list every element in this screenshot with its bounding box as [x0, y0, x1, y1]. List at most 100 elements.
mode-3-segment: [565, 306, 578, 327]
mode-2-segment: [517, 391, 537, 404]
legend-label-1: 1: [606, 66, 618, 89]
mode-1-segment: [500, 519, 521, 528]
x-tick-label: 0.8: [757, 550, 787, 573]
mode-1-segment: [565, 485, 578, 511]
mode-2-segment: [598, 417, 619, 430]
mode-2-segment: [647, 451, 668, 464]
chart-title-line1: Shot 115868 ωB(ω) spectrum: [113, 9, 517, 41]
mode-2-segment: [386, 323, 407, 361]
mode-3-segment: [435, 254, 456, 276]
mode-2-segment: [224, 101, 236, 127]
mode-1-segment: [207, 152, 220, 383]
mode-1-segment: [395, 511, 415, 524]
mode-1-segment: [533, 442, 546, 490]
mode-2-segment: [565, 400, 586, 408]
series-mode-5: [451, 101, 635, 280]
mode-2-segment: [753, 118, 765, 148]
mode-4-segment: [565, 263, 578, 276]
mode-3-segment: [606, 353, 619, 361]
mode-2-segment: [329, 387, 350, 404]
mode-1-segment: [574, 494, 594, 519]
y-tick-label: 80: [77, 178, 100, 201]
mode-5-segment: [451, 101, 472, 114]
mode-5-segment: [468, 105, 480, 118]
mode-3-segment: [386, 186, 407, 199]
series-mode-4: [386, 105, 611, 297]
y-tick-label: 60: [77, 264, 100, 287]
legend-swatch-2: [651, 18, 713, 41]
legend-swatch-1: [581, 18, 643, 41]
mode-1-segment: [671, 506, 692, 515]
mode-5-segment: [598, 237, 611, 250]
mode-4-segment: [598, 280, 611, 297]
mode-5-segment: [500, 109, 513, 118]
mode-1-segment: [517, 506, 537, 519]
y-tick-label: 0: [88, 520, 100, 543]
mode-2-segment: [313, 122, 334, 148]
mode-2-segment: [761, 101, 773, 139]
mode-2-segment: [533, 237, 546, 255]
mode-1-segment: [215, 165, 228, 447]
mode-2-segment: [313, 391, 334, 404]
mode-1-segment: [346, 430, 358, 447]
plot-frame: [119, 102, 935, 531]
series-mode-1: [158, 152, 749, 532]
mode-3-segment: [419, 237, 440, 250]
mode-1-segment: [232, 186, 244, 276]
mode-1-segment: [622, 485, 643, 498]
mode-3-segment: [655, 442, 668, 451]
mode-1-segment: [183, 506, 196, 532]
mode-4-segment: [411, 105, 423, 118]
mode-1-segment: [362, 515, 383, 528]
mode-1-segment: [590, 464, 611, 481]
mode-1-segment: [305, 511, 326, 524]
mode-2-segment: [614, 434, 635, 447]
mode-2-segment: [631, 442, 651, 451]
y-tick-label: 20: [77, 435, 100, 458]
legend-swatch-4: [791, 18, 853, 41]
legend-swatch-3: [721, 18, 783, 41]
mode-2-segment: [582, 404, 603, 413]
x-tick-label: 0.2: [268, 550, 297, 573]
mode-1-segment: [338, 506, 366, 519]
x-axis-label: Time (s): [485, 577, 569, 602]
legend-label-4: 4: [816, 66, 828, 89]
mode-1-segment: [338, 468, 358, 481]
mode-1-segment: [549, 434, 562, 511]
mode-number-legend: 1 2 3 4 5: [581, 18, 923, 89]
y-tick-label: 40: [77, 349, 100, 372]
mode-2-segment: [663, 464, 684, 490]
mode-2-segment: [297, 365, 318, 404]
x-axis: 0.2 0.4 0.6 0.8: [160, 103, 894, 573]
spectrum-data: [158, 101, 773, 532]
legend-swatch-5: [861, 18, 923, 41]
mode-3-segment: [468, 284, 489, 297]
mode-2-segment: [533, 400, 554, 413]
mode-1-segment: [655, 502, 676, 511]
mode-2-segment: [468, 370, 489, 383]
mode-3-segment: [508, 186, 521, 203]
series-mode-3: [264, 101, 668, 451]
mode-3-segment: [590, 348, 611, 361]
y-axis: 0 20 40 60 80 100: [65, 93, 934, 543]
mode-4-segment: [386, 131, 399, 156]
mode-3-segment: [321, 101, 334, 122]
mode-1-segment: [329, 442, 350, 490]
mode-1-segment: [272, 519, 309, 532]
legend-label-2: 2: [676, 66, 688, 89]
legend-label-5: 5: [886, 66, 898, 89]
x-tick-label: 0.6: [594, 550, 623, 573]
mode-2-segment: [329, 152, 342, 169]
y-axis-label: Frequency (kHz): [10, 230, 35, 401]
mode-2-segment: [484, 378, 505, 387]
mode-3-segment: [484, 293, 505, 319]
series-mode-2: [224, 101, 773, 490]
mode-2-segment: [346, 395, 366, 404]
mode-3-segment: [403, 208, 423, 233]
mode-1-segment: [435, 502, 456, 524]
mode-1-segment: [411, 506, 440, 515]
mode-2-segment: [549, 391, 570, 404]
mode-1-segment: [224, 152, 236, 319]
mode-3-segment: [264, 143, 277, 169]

----

**PROBLEM TO WORK ON**
Write out every line of the entries above as a numbered list, skipping blank lines.

**RESULT**
1. list every element in this screenshot with its bounding box as [x0, y0, x1, y1]. List at most 100 elements.
2. mode-3-segment: [565, 306, 578, 327]
3. mode-2-segment: [517, 391, 537, 404]
4. legend-label-1: 1: [606, 66, 618, 89]
5. mode-1-segment: [500, 519, 521, 528]
6. x-tick-label: 0.8: [757, 550, 787, 573]
7. mode-1-segment: [565, 485, 578, 511]
8. mode-2-segment: [598, 417, 619, 430]
9. mode-2-segment: [647, 451, 668, 464]
10. chart-title-line1: Shot 115868 ωB(ω) spectrum: [113, 9, 517, 41]
11. mode-2-segment: [386, 323, 407, 361]
12. mode-3-segment: [435, 254, 456, 276]
13. mode-2-segment: [224, 101, 236, 127]
14. mode-1-segment: [207, 152, 220, 383]
15. mode-1-segment: [395, 511, 415, 524]
16. mode-1-segment: [533, 442, 546, 490]
17. mode-2-segment: [565, 400, 586, 408]
18. series-mode-5: [451, 101, 635, 280]
19. mode-2-segment: [753, 118, 765, 148]
20. mode-4-segment: [565, 263, 578, 276]
21. mode-3-segment: [606, 353, 619, 361]
22. mode-2-segment: [329, 387, 350, 404]
23. mode-1-segment: [574, 494, 594, 519]
24. y-tick-label: 80: [77, 178, 100, 201]
25. mode-5-segment: [451, 101, 472, 114]
26. mode-5-segment: [468, 105, 480, 118]
27. mode-3-segment: [386, 186, 407, 199]
28. series-mode-4: [386, 105, 611, 297]
29. y-tick-label: 60: [77, 264, 100, 287]
30. legend-swatch-2: [651, 18, 713, 41]
31. legend-swatch-1: [581, 18, 643, 41]
32. mode-1-segment: [671, 506, 692, 515]
33. mode-5-segment: [598, 237, 611, 250]
34. mode-4-segment: [598, 280, 611, 297]
35. mode-5-segment: [500, 109, 513, 118]
36. mode-1-segment: [517, 506, 537, 519]
37. y-tick-label: 0: [88, 520, 100, 543]
38. mode-2-segment: [313, 122, 334, 148]
39. mode-2-segment: [761, 101, 773, 139]
40. mode-2-segment: [533, 237, 546, 255]
41. mode-1-segment: [215, 165, 228, 447]
42. mode-2-segment: [313, 391, 334, 404]
43. mode-1-segment: [346, 430, 358, 447]
44. plot-frame: [119, 102, 935, 531]
45. series-mode-1: [158, 152, 749, 532]
46. mode-3-segment: [419, 237, 440, 250]
47. mode-1-segment: [232, 186, 244, 276]
48. mode-1-segment: [622, 485, 643, 498]
49. mode-3-segment: [655, 442, 668, 451]
50. mode-1-segment: [183, 506, 196, 532]
51. mode-4-segment: [411, 105, 423, 118]
52. mode-1-segment: [362, 515, 383, 528]
53. mode-1-segment: [590, 464, 611, 481]
54. mode-1-segment: [305, 511, 326, 524]
55. mode-2-segment: [614, 434, 635, 447]
56. mode-2-segment: [631, 442, 651, 451]
57. y-tick-label: 20: [77, 435, 100, 458]
58. legend-swatch-4: [791, 18, 853, 41]
59. legend-swatch-3: [721, 18, 783, 41]
60. mode-2-segment: [582, 404, 603, 413]
61. x-tick-label: 0.2: [268, 550, 297, 573]
62. mode-1-segment: [338, 506, 366, 519]
63. x-axis-label: Time (s): [485, 577, 569, 602]
64. legend-label-4: 4: [816, 66, 828, 89]
65. mode-1-segment: [338, 468, 358, 481]
66. mode-1-segment: [549, 434, 562, 511]
67. mode-number-legend: 1 2 3 4 5: [581, 18, 923, 89]
68. y-tick-label: 40: [77, 349, 100, 372]
69. mode-2-segment: [663, 464, 684, 490]
70. mode-2-segment: [297, 365, 318, 404]
71. x-axis: 0.2 0.4 0.6 0.8: [160, 103, 894, 573]
72. spectrum-data: [158, 101, 773, 532]
73. legend-swatch-5: [861, 18, 923, 41]
74. mode-3-segment: [468, 284, 489, 297]
75. mode-2-segment: [533, 400, 554, 413]
76. mode-1-segment: [655, 502, 676, 511]
77. mode-2-segment: [468, 370, 489, 383]
78. mode-3-segment: [508, 186, 521, 203]
79. series-mode-3: [264, 101, 668, 451]
80. mode-3-segment: [590, 348, 611, 361]
81. y-axis: 0 20 40 60 80 100: [65, 93, 934, 543]
82. mode-4-segment: [386, 131, 399, 156]
83. mode-3-segment: [321, 101, 334, 122]
84. mode-1-segment: [329, 442, 350, 490]
85. mode-1-segment: [272, 519, 309, 532]
86. legend-label-2: 2: [676, 66, 688, 89]
87. legend-label-5: 5: [886, 66, 898, 89]
88. x-tick-label: 0.6: [594, 550, 623, 573]
89. mode-2-segment: [329, 152, 342, 169]
90. y-axis-label: Frequency (kHz): [10, 230, 35, 401]
91. mode-2-segment: [484, 378, 505, 387]
92. mode-3-segment: [484, 293, 505, 319]
93. series-mode-2: [224, 101, 773, 490]
94. mode-2-segment: [346, 395, 366, 404]
95. mode-3-segment: [403, 208, 423, 233]
96. mode-1-segment: [435, 502, 456, 524]
97. mode-1-segment: [411, 506, 440, 515]
98. mode-2-segment: [549, 391, 570, 404]
99. mode-1-segment: [224, 152, 236, 319]
100. mode-3-segment: [264, 143, 277, 169]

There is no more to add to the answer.